Dataset items

* * * * * * * * *

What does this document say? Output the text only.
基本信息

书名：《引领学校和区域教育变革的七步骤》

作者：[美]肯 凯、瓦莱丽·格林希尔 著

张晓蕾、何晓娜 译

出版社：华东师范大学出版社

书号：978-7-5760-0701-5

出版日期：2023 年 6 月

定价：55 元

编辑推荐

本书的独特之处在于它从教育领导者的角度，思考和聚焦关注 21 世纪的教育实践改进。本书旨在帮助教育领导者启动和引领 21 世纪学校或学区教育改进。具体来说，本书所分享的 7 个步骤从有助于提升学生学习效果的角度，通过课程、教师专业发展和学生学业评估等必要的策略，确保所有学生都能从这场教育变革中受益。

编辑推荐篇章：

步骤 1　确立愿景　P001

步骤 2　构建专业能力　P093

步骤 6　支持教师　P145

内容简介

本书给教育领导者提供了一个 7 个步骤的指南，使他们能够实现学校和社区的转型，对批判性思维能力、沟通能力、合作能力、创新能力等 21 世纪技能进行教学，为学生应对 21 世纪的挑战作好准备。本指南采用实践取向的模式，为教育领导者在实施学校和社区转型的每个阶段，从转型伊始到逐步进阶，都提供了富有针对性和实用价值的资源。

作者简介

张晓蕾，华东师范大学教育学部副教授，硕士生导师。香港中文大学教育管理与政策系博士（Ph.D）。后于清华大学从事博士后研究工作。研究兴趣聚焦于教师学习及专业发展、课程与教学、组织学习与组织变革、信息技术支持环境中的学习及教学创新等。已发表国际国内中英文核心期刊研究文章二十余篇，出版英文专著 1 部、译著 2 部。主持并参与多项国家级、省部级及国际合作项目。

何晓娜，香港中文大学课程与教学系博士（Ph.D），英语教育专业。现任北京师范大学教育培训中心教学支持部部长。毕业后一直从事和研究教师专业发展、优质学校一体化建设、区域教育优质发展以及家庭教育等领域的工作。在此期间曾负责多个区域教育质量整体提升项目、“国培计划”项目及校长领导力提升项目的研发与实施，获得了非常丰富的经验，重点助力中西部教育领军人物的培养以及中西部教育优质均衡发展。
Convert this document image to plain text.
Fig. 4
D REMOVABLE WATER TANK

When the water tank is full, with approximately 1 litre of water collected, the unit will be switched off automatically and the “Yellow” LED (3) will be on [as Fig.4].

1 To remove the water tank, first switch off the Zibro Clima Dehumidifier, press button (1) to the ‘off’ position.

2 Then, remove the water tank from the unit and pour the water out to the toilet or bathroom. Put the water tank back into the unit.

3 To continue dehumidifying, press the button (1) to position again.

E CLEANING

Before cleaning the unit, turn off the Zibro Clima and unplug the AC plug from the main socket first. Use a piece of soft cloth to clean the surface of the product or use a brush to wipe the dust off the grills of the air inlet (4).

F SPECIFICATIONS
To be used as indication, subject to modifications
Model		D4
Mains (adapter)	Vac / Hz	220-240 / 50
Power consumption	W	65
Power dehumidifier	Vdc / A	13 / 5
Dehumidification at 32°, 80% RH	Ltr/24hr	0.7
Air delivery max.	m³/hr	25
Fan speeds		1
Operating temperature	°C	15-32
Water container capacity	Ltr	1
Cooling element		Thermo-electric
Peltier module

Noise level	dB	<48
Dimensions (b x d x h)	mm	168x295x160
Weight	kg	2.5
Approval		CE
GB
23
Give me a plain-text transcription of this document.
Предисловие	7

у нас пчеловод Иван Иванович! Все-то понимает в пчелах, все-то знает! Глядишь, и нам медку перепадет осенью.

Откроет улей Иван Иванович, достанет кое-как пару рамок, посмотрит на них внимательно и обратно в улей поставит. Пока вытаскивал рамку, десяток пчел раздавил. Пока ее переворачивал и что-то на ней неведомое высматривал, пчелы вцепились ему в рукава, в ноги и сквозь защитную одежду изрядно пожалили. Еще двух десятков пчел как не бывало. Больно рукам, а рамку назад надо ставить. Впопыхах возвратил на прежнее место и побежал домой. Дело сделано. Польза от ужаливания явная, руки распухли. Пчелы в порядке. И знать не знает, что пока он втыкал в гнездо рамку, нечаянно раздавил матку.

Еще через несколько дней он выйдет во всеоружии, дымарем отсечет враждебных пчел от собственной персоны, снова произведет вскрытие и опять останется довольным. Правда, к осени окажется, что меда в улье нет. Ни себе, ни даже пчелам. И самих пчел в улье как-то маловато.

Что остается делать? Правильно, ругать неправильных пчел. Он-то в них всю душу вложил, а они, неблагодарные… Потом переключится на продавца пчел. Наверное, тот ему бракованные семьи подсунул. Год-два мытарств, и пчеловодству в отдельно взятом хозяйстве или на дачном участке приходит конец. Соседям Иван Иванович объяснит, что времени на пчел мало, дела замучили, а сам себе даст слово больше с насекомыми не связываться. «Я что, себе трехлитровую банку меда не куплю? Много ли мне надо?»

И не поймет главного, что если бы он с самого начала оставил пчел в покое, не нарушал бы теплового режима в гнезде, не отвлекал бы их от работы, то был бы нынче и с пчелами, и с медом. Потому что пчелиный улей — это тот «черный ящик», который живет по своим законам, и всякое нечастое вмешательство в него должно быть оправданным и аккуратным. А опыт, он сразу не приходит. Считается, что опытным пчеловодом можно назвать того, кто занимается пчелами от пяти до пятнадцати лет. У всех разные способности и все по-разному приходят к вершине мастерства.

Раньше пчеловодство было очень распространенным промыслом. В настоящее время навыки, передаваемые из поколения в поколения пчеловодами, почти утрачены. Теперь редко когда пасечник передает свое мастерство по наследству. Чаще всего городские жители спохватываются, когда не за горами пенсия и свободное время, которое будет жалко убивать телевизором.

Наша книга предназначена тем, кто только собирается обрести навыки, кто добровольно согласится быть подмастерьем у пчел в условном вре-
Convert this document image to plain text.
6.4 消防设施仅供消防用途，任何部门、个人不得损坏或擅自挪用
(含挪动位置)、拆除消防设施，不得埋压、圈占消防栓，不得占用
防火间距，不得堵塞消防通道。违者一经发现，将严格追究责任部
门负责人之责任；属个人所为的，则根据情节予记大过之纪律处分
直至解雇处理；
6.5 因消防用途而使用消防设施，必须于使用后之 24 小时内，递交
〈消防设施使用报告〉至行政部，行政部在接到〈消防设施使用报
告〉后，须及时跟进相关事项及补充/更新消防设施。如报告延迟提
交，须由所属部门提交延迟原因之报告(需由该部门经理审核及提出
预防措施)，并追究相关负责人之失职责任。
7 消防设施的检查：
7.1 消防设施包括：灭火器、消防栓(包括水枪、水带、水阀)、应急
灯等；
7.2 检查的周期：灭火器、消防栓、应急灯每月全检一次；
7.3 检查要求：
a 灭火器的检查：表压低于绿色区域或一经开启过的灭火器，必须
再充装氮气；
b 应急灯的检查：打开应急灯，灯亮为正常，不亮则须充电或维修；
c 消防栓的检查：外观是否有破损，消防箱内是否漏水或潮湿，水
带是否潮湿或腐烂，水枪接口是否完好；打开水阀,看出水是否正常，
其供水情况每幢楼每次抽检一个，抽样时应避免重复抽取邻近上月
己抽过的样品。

* * * * * * * * *

- [WHAT YOU ARE ASKED TO DO] Look above for every line with the word "from" and copy it.

- [ANSWER TO THIS EXERCISE]
2 Then, remove the water tank from the unit and pour the water out to the toilet or bathroom. Put the water tank back into the unit.
Before cleaning the unit, turn off the Zibro Clima and unplug the AC plug from the main socket first. Use a piece of soft cloth to clean the surface of the product or use a brush to wipe the dust off the grills of the air inlet (4).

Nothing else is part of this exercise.